━━━━━ Data rows ━━━━━

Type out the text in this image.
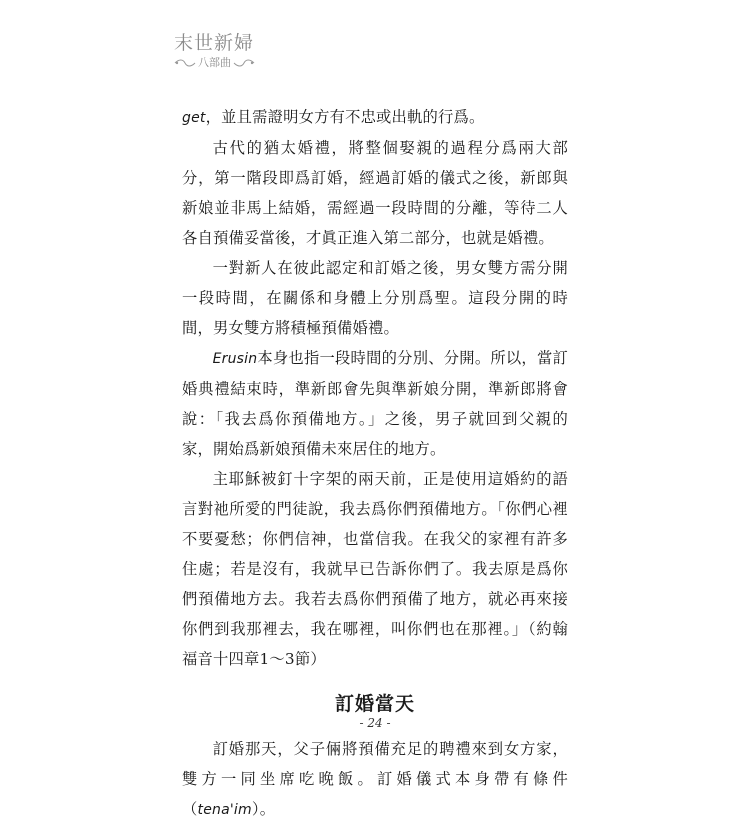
末世新婦
八部曲

get，並且需證明女方有不忠或出軌的行爲。

古代的猶太婚禮，將整個娶親的過程分爲兩大部分，第一階段即爲訂婚，經過訂婚的儀式之後，新郎與新娘並非馬上結婚，需經過一段時間的分離，等待二人各自預備妥當後，才眞正進入第二部分，也就是婚禮。

一對新人在彼此認定和訂婚之後，男女雙方需分開一段時間，在關係和身體上分別爲聖。這段分開的時間，男女雙方將積極預備婚禮。

Erusin本身也指一段時間的分別、分開。所以，當訂婚典禮結束時，準新郎會先與準新娘分開，準新郎將會說：「我去爲你預備地方。」之後，男子就回到父親的家，開始爲新娘預備未來居住的地方。

主耶穌被釘十字架的兩天前，正是使用這婚約的語言對祂所愛的門徒說，我去爲你們預備地方。「你們心裡不要憂愁；你們信神，也當信我。在我父的家裡有許多住處；若是沒有，我就早已告訴你們了。我去原是爲你們預備地方去。我若去爲你們預備了地方，就必再來接你們到我那裡去，我在哪裡，叫你們也在那裡。」（約翰福音十四章1～3節）

訂婚當天

訂婚那天，父子倆將預備充足的聘禮來到女方家，雙方一同坐席吃晚飯。訂婚儀式本身帶有條件（tena'im）。

- 24 -
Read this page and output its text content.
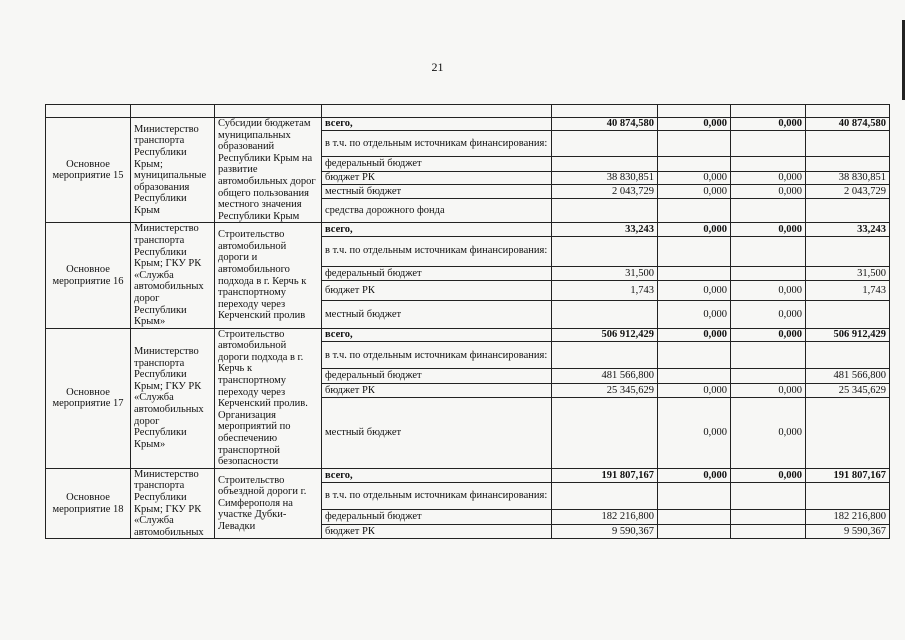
21

Основное мероприятие 15	Министерство транспорта Республики Крым; муниципальные образования Республики Крым	Субсидии бюджетам муниципальных образований Республики Крым на развитие автомобильных дорог общего пользования местного значения Республики Крым	всего,	40 874,580	0,000	0,000	40 874,580
			в т.ч. по отдельным источникам финансирования:				
			федеральный бюджет				
			бюджет РК	38 830,851	0,000	0,000	38 830,851
			местный бюджет	2 043,729	0,000	0,000	2 043,729
			средства дорожного фонда				
Основное мероприятие 16	Министерство транспорта Республики Крым; ГКУ РК «Служба автомобильных дорог Республики Крым»	Строительство автомобильной дороги и автомобильного подхода в г. Керчь к транспортному переходу через Керченский пролив	всего,	33,243	0,000	0,000	33,243
			в т.ч. по отдельным источникам финансирования:				
			федеральный бюджет	31,500			31,500
			бюджет РК	1,743	0,000	0,000	1,743
			местный бюджет		0,000	0,000	
Основное мероприятие 17	Министерство транспорта Республики Крым; ГКУ РК «Служба автомобильных дорог Республики Крым»	Строительство автомобильной дороги подхода в г. Керчь к транспортному переходу через Керченский пролив. Организация мероприятий по обеспечению транспортной безопасности	всего,	506 912,429	0,000	0,000	506 912,429
			в т.ч. по отдельным источникам финансирования:				
			федеральный бюджет	481 566,800			481 566,800
			бюджет РК	25 345,629	0,000	0,000	25 345,629
			местный бюджет		0,000	0,000	
Основное мероприятие 18	Министерство транспорта Республики Крым; ГКУ РК «Служба автомобильных	Строительство объездной дороги г. Симферополя на участке Дубки-Левадки	всего,	191 807,167	0,000	0,000	191 807,167
			в т.ч. по отдельным источникам финансирования:				
			федеральный бюджет	182 216,800			182 216,800
			бюджет РК	9 590,367			9 590,367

━━━━━

▶ [Exercise]:
Show every line that contains the word "через".

▶ [Solved problem]:
Основное мероприятие 16	Министерство транспорта Республики Крым; ГКУ РК «Служба автомобильных дорог Республики Крым»	Строительство автомобильной дороги и автомобильного подхода в г. Керчь к транспортному переходу через Керченский пролив	всего,	33,243	0,000	0,000	33,243
Основное мероприятие 17	Министерство транспорта Республики Крым; ГКУ РК «Служба автомобильных дорог Республики Крым»	Строительство автомобильной дороги подхода в г. Керчь к транспортному переходу через Керченский пролив. Организация мероприятий по обеспечению транспортной безопасности	всего,	506 912,429	0,000	0,000	506 912,429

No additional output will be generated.